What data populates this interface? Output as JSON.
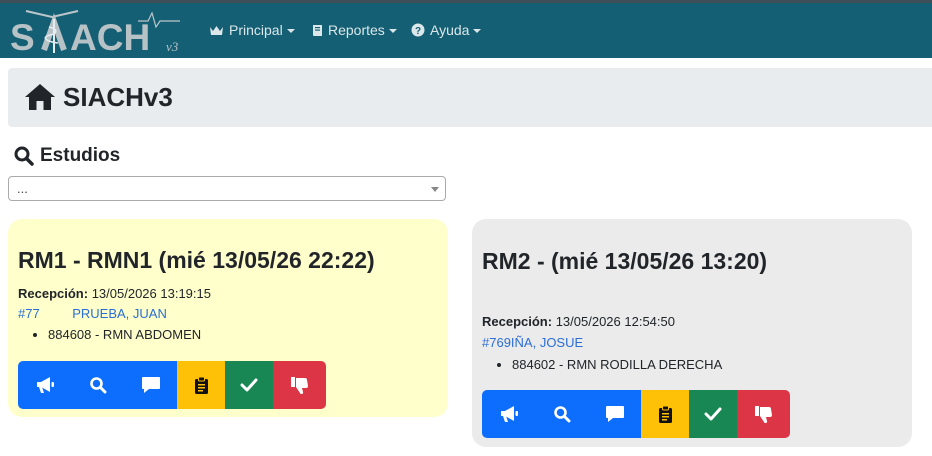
{
  "navbar": {
    "brand": "SIACHv3",
    "menus": [
      {
        "label": "Principal",
        "icon": "crown-icon"
      },
      {
        "label": "Reportes",
        "icon": "book-icon"
      },
      {
        "label": "Ayuda",
        "icon": "question-icon"
      }
    ]
  },
  "header": {
    "title": "SIACHv3",
    "icon": "home-icon"
  },
  "estudios": {
    "label": "Estudios",
    "icon": "search-icon",
    "select_value": "..."
  },
  "cards": [
    {
      "title": "RM1 - RMN1 (mié 13/05/26 22:22)",
      "recepcion_label": "Recepción:",
      "recepcion_value": "13/05/2026 13:19:15",
      "patient": "#77         PRUEBA, JUAN",
      "items": [
        "884608 - RMN ABDOMEN"
      ],
      "background": "#ffffcc"
    },
    {
      "title": "RM2 -  (mié 13/05/26 13:20)",
      "recepcion_label": "Recepción:",
      "recepcion_value": "13/05/2026 12:54:50",
      "patient": "#769IÑA, JOSUE",
      "items": [
        "884602 - RMN RODILLA DERECHA"
      ],
      "background": "#ebebeb"
    }
  ],
  "actions": [
    {
      "icon": "megaphone-icon",
      "color": "#0d6efd"
    },
    {
      "icon": "search-icon",
      "color": "#0d6efd"
    },
    {
      "icon": "comment-icon",
      "color": "#0d6efd"
    },
    {
      "icon": "clipboard-icon",
      "color": "#ffc107"
    },
    {
      "icon": "check-icon",
      "color": "#198754"
    },
    {
      "icon": "thumbs-down-icon",
      "color": "#dc3545"
    }
  ],
  "colors": {
    "navbar": "#145f73",
    "header_bg": "#e9ecef",
    "link": "#2a6ed8"
  }
}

========================================================================

Without the pictures, reproduce every line of the records above exactly.

What data populates this interface? Output as JSON.
{
  "navbar": {
    "brand": "SIACHv3",
    "menus": [
      {
        "label": "Principal",
        "icon": "crown-icon"
      },
      {
        "label": "Reportes",
        "icon": "book-icon"
      },
      {
        "label": "Ayuda",
        "icon": "question-icon"
      }
    ]
  },
  "header": {
    "title": "SIACHv3",
    "icon": "home-icon"
  },
  "estudios": {
    "label": "Estudios",
    "icon": "search-icon",
    "select_value": "..."
  },
  "cards": [
    {
      "title": "RM1 - RMN1 (mié 13/05/26 22:22)",
      "recepcion_label": "Recepción:",
      "recepcion_value": "13/05/2026 13:19:15",
      "patient": "#77         PRUEBA, JUAN",
      "items": [
        "884608 - RMN ABDOMEN"
      ],
      "background": "#ffffcc"
    },
    {
      "title": "RM2 -  (mié 13/05/26 13:20)",
      "recepcion_label": "Recepción:",
      "recepcion_value": "13/05/2026 12:54:50",
      "patient": "#769IÑA, JOSUE",
      "items": [
        "884602 - RMN RODILLA DERECHA"
      ],
      "background": "#ebebeb"
    }
  ],
  "actions": [
    {
      "icon": "megaphone-icon",
      "color": "#0d6efd"
    },
    {
      "icon": "search-icon",
      "color": "#0d6efd"
    },
    {
      "icon": "comment-icon",
      "color": "#0d6efd"
    },
    {
      "icon": "clipboard-icon",
      "color": "#ffc107"
    },
    {
      "icon": "check-icon",
      "color": "#198754"
    },
    {
      "icon": "thumbs-down-icon",
      "color": "#dc3545"
    }
  ],
  "colors": {
    "navbar": "#145f73",
    "header_bg": "#e9ecef",
    "link": "#2a6ed8"
  }
}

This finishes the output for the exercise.